Aim = What lines of the data hold the string "Бокситогорского"? Pull each one out.

Provided records =
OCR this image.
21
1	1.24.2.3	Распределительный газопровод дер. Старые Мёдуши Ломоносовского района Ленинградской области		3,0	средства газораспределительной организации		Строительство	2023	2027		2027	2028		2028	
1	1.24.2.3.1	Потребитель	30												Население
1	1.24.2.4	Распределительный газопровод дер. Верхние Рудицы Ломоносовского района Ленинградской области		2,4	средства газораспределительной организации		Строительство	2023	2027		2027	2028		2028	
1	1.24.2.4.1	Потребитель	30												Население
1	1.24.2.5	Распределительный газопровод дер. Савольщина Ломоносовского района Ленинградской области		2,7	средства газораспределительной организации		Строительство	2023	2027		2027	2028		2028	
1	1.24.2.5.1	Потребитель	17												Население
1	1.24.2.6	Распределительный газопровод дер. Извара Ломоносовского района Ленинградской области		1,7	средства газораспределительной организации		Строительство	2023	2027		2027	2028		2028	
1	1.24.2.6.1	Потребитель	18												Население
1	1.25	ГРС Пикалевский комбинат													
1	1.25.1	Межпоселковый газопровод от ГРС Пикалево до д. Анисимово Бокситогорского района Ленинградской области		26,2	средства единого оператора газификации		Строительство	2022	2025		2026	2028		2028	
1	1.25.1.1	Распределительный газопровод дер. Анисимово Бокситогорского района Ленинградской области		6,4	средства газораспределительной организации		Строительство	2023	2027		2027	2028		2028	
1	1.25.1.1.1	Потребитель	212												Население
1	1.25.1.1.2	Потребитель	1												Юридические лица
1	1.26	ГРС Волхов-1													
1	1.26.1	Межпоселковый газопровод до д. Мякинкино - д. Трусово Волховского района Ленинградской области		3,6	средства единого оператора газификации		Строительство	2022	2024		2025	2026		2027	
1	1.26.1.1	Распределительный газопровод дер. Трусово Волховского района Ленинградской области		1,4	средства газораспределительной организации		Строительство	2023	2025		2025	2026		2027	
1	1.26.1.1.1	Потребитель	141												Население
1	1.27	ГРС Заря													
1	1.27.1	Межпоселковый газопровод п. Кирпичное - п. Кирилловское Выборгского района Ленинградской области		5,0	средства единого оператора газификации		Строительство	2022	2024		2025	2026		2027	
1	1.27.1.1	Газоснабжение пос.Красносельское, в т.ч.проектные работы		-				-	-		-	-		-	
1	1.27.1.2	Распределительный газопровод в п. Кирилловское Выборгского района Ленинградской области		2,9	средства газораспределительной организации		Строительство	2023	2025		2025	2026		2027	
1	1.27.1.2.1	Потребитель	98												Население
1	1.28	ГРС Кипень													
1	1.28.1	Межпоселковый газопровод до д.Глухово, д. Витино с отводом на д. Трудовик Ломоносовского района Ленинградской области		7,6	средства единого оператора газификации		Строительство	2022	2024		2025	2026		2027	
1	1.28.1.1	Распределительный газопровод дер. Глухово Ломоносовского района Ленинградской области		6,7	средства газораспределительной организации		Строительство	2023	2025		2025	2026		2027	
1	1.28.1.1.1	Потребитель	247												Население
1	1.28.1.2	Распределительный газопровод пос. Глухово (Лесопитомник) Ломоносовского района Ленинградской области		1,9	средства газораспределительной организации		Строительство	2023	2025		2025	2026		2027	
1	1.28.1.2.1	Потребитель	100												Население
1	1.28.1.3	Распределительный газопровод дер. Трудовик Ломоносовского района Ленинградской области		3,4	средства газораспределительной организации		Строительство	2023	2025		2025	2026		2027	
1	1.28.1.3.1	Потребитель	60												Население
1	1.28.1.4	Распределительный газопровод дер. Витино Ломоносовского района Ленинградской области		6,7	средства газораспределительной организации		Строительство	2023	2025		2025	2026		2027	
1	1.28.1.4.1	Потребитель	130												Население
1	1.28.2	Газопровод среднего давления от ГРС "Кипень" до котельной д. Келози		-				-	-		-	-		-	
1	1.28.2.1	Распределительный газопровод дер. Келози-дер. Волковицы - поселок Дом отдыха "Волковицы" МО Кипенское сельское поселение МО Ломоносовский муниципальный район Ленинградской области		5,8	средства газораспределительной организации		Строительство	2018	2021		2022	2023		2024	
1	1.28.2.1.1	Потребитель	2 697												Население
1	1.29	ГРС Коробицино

Solution =
1	1.25.1	Межпоселковый газопровод от ГРС Пикалево до д. Анисимово Бокситогорского района Ленинградской области		26,2	средства единого оператора газификации		Строительство	2022	2025		2026	2028		2028	
1	1.25.1.1	Распределительный газопровод дер. Анисимово Бокситогорского района Ленинградской области		6,4	средства газораспределительной организации		Строительство	2023	2027		2027	2028		2028	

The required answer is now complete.